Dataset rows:
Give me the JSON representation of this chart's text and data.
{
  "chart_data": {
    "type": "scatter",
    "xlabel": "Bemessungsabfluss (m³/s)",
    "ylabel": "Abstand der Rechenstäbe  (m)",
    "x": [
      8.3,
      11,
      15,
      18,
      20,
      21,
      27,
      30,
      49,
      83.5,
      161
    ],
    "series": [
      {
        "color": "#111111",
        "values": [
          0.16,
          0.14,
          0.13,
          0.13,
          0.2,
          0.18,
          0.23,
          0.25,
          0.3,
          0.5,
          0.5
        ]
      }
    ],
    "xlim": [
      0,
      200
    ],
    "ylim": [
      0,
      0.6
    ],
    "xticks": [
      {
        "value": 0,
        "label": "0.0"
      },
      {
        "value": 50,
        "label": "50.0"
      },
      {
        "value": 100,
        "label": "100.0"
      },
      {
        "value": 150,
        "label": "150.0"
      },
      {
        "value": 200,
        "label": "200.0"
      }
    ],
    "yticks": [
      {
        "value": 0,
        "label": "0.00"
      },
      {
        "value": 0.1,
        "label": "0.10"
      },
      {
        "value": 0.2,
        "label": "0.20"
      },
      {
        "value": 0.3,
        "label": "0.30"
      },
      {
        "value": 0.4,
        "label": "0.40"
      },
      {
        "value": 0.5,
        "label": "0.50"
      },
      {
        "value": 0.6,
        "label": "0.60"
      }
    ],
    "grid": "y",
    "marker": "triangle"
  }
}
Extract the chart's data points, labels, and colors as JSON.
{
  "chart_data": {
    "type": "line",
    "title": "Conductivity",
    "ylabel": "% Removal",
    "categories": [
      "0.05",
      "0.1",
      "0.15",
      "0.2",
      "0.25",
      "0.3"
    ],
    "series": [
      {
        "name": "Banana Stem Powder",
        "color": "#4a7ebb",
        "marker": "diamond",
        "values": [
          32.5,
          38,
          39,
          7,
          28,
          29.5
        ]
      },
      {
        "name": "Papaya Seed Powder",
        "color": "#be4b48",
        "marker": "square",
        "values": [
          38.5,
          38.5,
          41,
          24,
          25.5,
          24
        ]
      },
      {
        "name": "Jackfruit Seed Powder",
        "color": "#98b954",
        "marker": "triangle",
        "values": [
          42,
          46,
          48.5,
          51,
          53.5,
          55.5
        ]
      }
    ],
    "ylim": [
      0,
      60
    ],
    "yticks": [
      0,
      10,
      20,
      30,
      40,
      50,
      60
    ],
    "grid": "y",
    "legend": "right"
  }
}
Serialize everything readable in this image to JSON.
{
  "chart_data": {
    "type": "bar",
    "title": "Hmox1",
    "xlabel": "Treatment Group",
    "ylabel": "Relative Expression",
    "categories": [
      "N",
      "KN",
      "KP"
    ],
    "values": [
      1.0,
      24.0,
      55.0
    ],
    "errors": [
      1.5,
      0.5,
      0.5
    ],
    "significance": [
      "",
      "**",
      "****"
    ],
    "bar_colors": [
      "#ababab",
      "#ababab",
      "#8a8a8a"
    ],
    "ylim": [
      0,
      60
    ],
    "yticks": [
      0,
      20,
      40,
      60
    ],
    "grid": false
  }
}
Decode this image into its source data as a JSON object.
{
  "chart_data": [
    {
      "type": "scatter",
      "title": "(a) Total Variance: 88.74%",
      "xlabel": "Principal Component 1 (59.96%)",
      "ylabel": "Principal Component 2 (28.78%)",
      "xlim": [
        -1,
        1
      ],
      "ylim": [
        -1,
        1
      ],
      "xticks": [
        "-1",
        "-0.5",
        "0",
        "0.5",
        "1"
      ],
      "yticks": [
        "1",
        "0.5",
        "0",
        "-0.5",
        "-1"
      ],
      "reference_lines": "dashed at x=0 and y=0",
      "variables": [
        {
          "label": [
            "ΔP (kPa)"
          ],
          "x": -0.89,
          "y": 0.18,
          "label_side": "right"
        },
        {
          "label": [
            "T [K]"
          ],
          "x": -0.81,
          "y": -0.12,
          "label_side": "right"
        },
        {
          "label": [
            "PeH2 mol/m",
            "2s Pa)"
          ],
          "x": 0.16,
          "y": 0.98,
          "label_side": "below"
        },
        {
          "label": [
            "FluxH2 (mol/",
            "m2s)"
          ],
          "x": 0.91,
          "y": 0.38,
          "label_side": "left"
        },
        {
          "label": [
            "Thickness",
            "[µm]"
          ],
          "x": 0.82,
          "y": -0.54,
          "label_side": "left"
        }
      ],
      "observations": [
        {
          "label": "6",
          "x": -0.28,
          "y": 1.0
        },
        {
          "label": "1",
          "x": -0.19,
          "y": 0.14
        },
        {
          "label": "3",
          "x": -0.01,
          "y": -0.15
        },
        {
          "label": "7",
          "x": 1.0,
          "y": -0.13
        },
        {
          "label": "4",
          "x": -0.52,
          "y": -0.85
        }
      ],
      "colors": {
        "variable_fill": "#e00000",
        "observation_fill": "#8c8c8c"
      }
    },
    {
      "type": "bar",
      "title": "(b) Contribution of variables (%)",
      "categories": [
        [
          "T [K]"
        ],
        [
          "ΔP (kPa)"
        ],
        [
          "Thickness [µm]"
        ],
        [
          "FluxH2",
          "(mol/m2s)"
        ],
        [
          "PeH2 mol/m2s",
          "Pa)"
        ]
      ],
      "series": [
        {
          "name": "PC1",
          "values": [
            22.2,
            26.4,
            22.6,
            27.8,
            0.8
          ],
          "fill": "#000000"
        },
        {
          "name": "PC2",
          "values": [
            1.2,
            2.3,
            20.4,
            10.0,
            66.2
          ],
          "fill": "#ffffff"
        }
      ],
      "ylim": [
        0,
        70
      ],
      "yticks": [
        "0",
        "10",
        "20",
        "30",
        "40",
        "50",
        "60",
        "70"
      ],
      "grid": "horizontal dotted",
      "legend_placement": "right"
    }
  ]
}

• Given task
Using the listing above, show each line holding the string "xlabel".

• Complete answer
    "xlabel": "Bemessungsabfluss (m³/s)",
    "xlabel": "Treatment Group",
      "xlabel": "Principal Component 1 (59.96%)",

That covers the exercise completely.